_Exercise input:_
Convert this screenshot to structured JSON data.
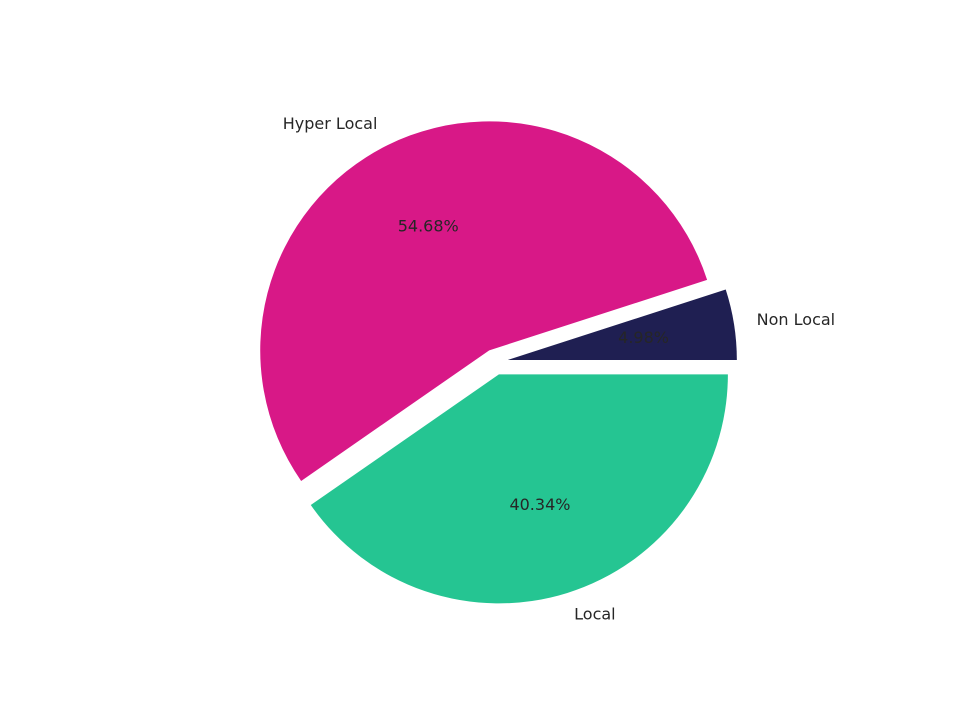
{
  "chart_data": {
    "type": "pie",
    "categories": [
      "Non Local",
      "Hyper Local",
      "Local"
    ],
    "values": [
      4.98,
      54.68,
      40.34
    ],
    "value_labels": [
      "4.98%",
      "54.68%",
      "40.34%"
    ],
    "colors": [
      "#1f1f52",
      "#d81887",
      "#25c592"
    ]
  }
}
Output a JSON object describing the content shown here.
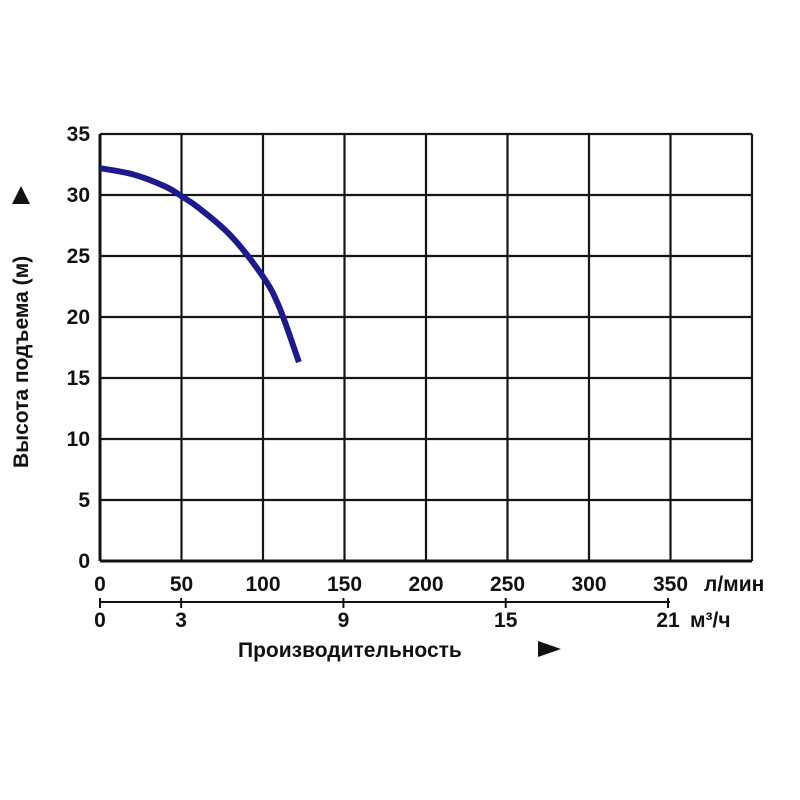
{
  "chart_data": {
    "type": "line",
    "ylabel": "Высота подъема (м)",
    "xlabel": "Производительность",
    "x_unit": "л/мин",
    "x2_unit": "м³/ч",
    "xlim": [
      0,
      400
    ],
    "ylim": [
      0,
      35
    ],
    "x_ticks": [
      0,
      50,
      100,
      150,
      200,
      250,
      300,
      350
    ],
    "x_tick_labels": [
      "0",
      "50",
      "100",
      "150",
      "200",
      "250",
      "300",
      "350"
    ],
    "y_ticks": [
      0,
      5,
      10,
      15,
      20,
      25,
      30,
      35
    ],
    "y_tick_labels": [
      "0",
      "5",
      "10",
      "15",
      "20",
      "25",
      "30",
      "35"
    ],
    "x2_ticks": [
      0,
      3,
      9,
      15,
      21
    ],
    "x2_tick_labels": [
      "0",
      "3",
      "9",
      "15",
      "21"
    ],
    "grid": true,
    "series": [
      {
        "color": "#1c1a8c",
        "x": [
          0,
          20,
          40,
          50,
          60,
          80,
          100,
          110,
          122
        ],
        "y": [
          32.2,
          31.7,
          30.7,
          29.9,
          29.0,
          26.7,
          23.3,
          20.8,
          16.3
        ]
      }
    ]
  }
}
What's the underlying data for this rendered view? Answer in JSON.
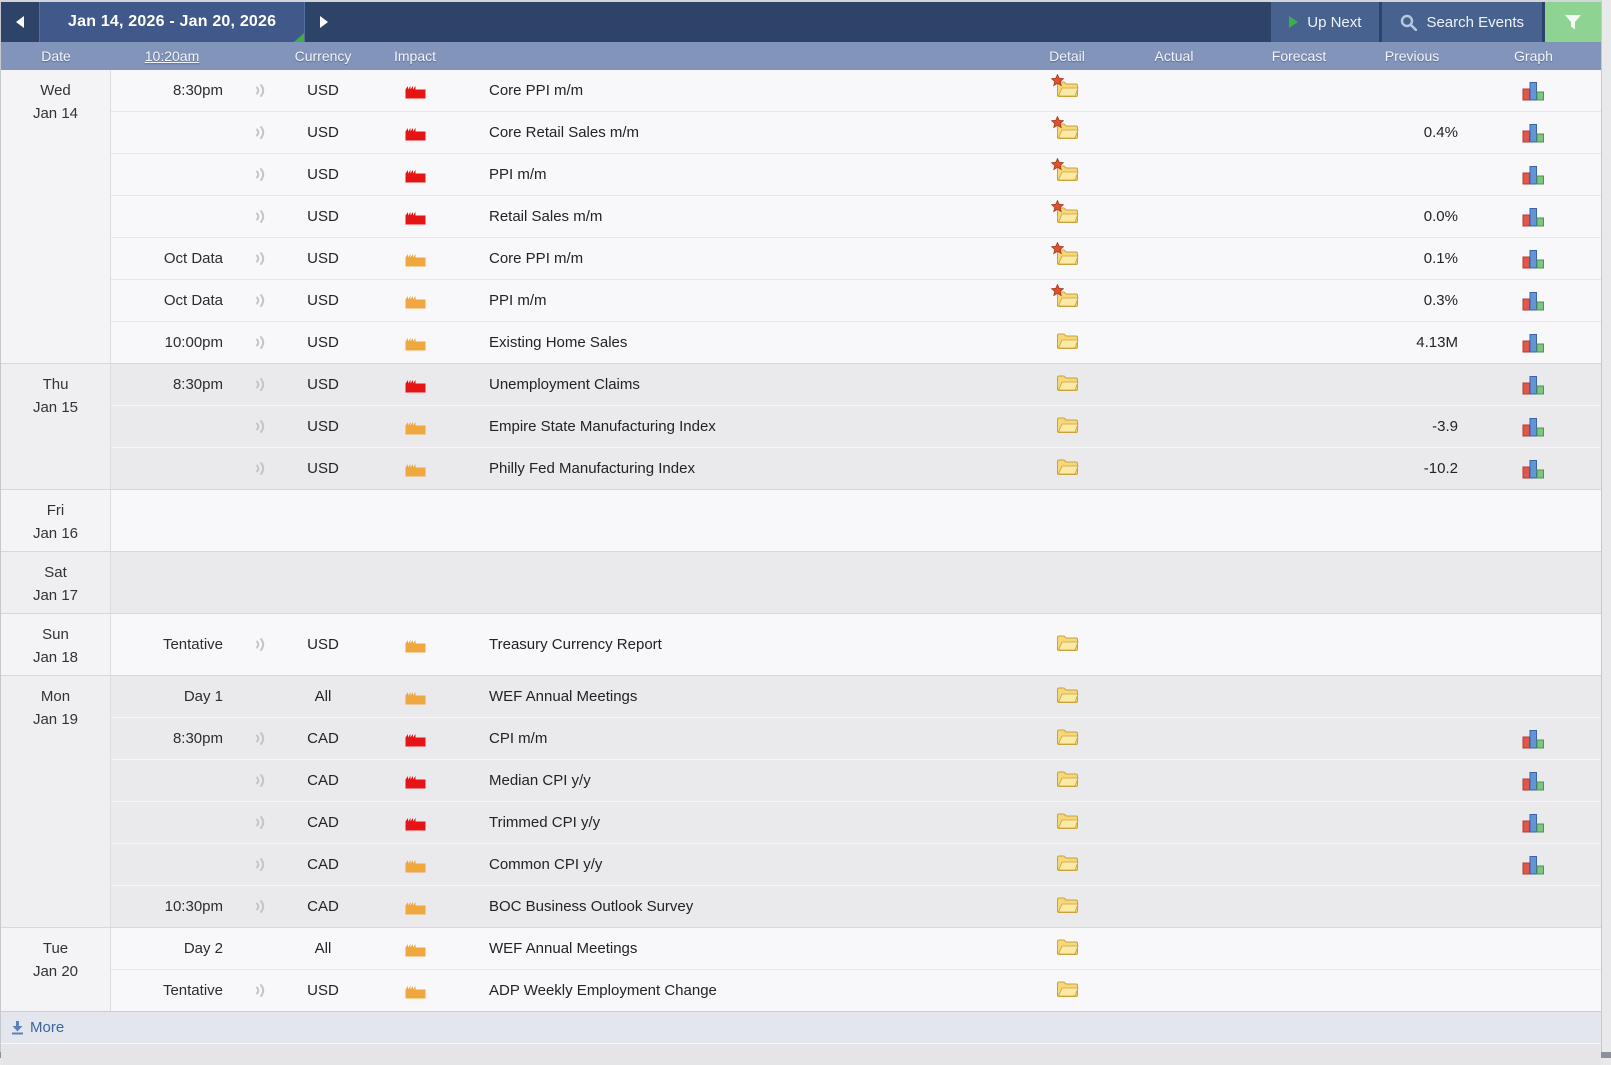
{
  "toolbar": {
    "date_range": "Jan 14, 2026 - Jan 20, 2026",
    "up_next_label": "Up Next",
    "search_events_label": "Search Events"
  },
  "header": {
    "date": "Date",
    "time": "10:20am",
    "currency": "Currency",
    "impact": "Impact",
    "detail": "Detail",
    "actual": "Actual",
    "forecast": "Forecast",
    "previous": "Previous",
    "graph": "Graph"
  },
  "footer": {
    "more_label": "More"
  },
  "colors": {
    "topbar_navy": "#2e4368",
    "button_blue": "#47628f",
    "button_blue2": "#40598a",
    "header_blue": "#8294ba",
    "filter_green": "#8fd392",
    "up_green": "#3fae49",
    "impact_high": "#e51515",
    "impact_medium": "#efa73f",
    "link_blue": "#3b66a0",
    "folder_yellow": "#f6d878",
    "star_red": "#dd5230"
  },
  "days": [
    {
      "weekday": "Wed",
      "date": "Jan 14",
      "shade": "light",
      "tall": false,
      "events": [
        {
          "time": "8:30pm",
          "alert": true,
          "currency": "USD",
          "impact": "high",
          "title": "Core PPI m/m",
          "detail": "folder-new",
          "actual": "",
          "forecast": "",
          "previous": "",
          "graph": true
        },
        {
          "time": "",
          "alert": true,
          "currency": "USD",
          "impact": "high",
          "title": "Core Retail Sales m/m",
          "detail": "folder-new",
          "actual": "",
          "forecast": "",
          "previous": "0.4%",
          "graph": true
        },
        {
          "time": "",
          "alert": true,
          "currency": "USD",
          "impact": "high",
          "title": "PPI m/m",
          "detail": "folder-new",
          "actual": "",
          "forecast": "",
          "previous": "",
          "graph": true
        },
        {
          "time": "",
          "alert": true,
          "currency": "USD",
          "impact": "high",
          "title": "Retail Sales m/m",
          "detail": "folder-new",
          "actual": "",
          "forecast": "",
          "previous": "0.0%",
          "graph": true
        },
        {
          "time": "Oct Data",
          "alert": true,
          "currency": "USD",
          "impact": "medium",
          "title": "Core PPI m/m",
          "detail": "folder-new",
          "actual": "",
          "forecast": "",
          "previous": "0.1%",
          "graph": true
        },
        {
          "time": "Oct Data",
          "alert": true,
          "currency": "USD",
          "impact": "medium",
          "title": "PPI m/m",
          "detail": "folder-new",
          "actual": "",
          "forecast": "",
          "previous": "0.3%",
          "graph": true
        },
        {
          "time": "10:00pm",
          "alert": true,
          "currency": "USD",
          "impact": "medium",
          "title": "Existing Home Sales",
          "detail": "folder",
          "actual": "",
          "forecast": "",
          "previous": "4.13M",
          "graph": true
        }
      ]
    },
    {
      "weekday": "Thu",
      "date": "Jan 15",
      "shade": "dark",
      "tall": false,
      "events": [
        {
          "time": "8:30pm",
          "alert": true,
          "currency": "USD",
          "impact": "high",
          "title": "Unemployment Claims",
          "detail": "folder",
          "actual": "",
          "forecast": "",
          "previous": "",
          "graph": true
        },
        {
          "time": "",
          "alert": true,
          "currency": "USD",
          "impact": "medium",
          "title": "Empire State Manufacturing Index",
          "detail": "folder",
          "actual": "",
          "forecast": "",
          "previous": "-3.9",
          "graph": true
        },
        {
          "time": "",
          "alert": true,
          "currency": "USD",
          "impact": "medium",
          "title": "Philly Fed Manufacturing Index",
          "detail": "folder",
          "actual": "",
          "forecast": "",
          "previous": "-10.2",
          "graph": true
        }
      ]
    },
    {
      "weekday": "Fri",
      "date": "Jan 16",
      "shade": "light",
      "tall": true,
      "events": []
    },
    {
      "weekday": "Sat",
      "date": "Jan 17",
      "shade": "dark",
      "tall": true,
      "events": []
    },
    {
      "weekday": "Sun",
      "date": "Jan 18",
      "shade": "light",
      "tall": true,
      "events": [
        {
          "time": "Tentative",
          "alert": true,
          "currency": "USD",
          "impact": "medium",
          "title": "Treasury Currency Report",
          "detail": "folder",
          "actual": "",
          "forecast": "",
          "previous": "",
          "graph": false
        }
      ]
    },
    {
      "weekday": "Mon",
      "date": "Jan 19",
      "shade": "dark",
      "tall": false,
      "events": [
        {
          "time": "Day 1",
          "alert": false,
          "currency": "All",
          "impact": "medium",
          "title": "WEF Annual Meetings",
          "detail": "folder",
          "actual": "",
          "forecast": "",
          "previous": "",
          "graph": false
        },
        {
          "time": "8:30pm",
          "alert": true,
          "currency": "CAD",
          "impact": "high",
          "title": "CPI m/m",
          "detail": "folder",
          "actual": "",
          "forecast": "",
          "previous": "",
          "graph": true
        },
        {
          "time": "",
          "alert": true,
          "currency": "CAD",
          "impact": "high",
          "title": "Median CPI y/y",
          "detail": "folder",
          "actual": "",
          "forecast": "",
          "previous": "",
          "graph": true
        },
        {
          "time": "",
          "alert": true,
          "currency": "CAD",
          "impact": "high",
          "title": "Trimmed CPI y/y",
          "detail": "folder",
          "actual": "",
          "forecast": "",
          "previous": "",
          "graph": true
        },
        {
          "time": "",
          "alert": true,
          "currency": "CAD",
          "impact": "medium",
          "title": "Common CPI y/y",
          "detail": "folder",
          "actual": "",
          "forecast": "",
          "previous": "",
          "graph": true
        },
        {
          "time": "10:30pm",
          "alert": true,
          "currency": "CAD",
          "impact": "medium",
          "title": "BOC Business Outlook Survey",
          "detail": "folder",
          "actual": "",
          "forecast": "",
          "previous": "",
          "graph": false
        }
      ]
    },
    {
      "weekday": "Tue",
      "date": "Jan 20",
      "shade": "light",
      "tall": false,
      "events": [
        {
          "time": "Day 2",
          "alert": false,
          "currency": "All",
          "impact": "medium",
          "title": "WEF Annual Meetings",
          "detail": "folder",
          "actual": "",
          "forecast": "",
          "previous": "",
          "graph": false
        },
        {
          "time": "Tentative",
          "alert": true,
          "currency": "USD",
          "impact": "medium",
          "title": "ADP Weekly Employment Change",
          "detail": "folder",
          "actual": "",
          "forecast": "",
          "previous": "",
          "graph": false
        }
      ]
    }
  ]
}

_Task to carry out:_
The required answer is a single number: the count of lines in the entries that hold the string "Index".

_Correct output:_
2